• [Work to do]: All of the material below is to be returned exactly.

• [Data section]:
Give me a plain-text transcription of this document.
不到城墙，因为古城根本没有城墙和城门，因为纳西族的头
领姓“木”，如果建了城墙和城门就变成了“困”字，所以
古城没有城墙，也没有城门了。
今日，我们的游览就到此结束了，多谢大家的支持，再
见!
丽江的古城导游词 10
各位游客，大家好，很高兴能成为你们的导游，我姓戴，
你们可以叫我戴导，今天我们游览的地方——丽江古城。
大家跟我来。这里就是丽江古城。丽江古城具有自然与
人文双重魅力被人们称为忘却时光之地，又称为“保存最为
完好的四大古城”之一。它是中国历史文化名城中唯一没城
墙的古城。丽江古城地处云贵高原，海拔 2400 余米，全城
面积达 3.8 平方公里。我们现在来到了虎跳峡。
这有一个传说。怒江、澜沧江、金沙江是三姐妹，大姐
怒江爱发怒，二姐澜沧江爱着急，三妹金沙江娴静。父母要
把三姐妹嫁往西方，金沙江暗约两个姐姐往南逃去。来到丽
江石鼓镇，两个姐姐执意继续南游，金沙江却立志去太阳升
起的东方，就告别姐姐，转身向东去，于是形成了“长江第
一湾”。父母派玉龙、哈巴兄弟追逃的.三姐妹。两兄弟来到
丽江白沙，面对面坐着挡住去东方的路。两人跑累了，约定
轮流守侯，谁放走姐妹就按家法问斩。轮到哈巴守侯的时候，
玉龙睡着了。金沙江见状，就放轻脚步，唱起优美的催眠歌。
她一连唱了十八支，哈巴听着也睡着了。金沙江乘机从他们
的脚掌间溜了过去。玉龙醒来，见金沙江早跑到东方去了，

• [Correct answer]:
Give me a plain-text transcription of this document.
不到城墙，因为古城根本没有城墙和城门，因为纳西族的头
领姓“木”，如果建了城墙和城门就变成了“困”字，所以
古城没有城墙，也没有城门了。
今日，我们的游览就到此结束了，多谢大家的支持，再
见!
丽江的古城导游词 10
各位游客，大家好，很高兴能成为你们的导游，我姓戴，
你们可以叫我戴导，今天我们游览的地方——丽江古城。
大家跟我来。这里就是丽江古城。丽江古城具有自然与
人文双重魅力被人们称为忘却时光之地，又称为“保存最为
完好的四大古城”之一。它是中国历史文化名城中唯一没城
墙的古城。丽江古城地处云贵高原，海拔 2400 余米，全城
面积达 3.8 平方公里。我们现在来到了虎跳峡。
这有一个传说。怒江、澜沧江、金沙江是三姐妹，大姐
怒江爱发怒，二姐澜沧江爱着急，三妹金沙江娴静。父母要
把三姐妹嫁往西方，金沙江暗约两个姐姐往南逃去。来到丽
江石鼓镇，两个姐姐执意继续南游，金沙江却立志去太阳升
起的东方，就告别姐姐，转身向东去，于是形成了“长江第
一湾”。父母派玉龙、哈巴兄弟追逃的.三姐妹。两兄弟来到
丽江白沙，面对面坐着挡住去东方的路。两人跑累了，约定
轮流守侯，谁放走姐妹就按家法问斩。轮到哈巴守侯的时候，
玉龙睡着了。金沙江见状，就放轻脚步，唱起优美的催眠歌。
她一连唱了十八支，哈巴听着也睡着了。金沙江乘机从他们
的脚掌间溜了过去。玉龙醒来，见金沙江早跑到东方去了，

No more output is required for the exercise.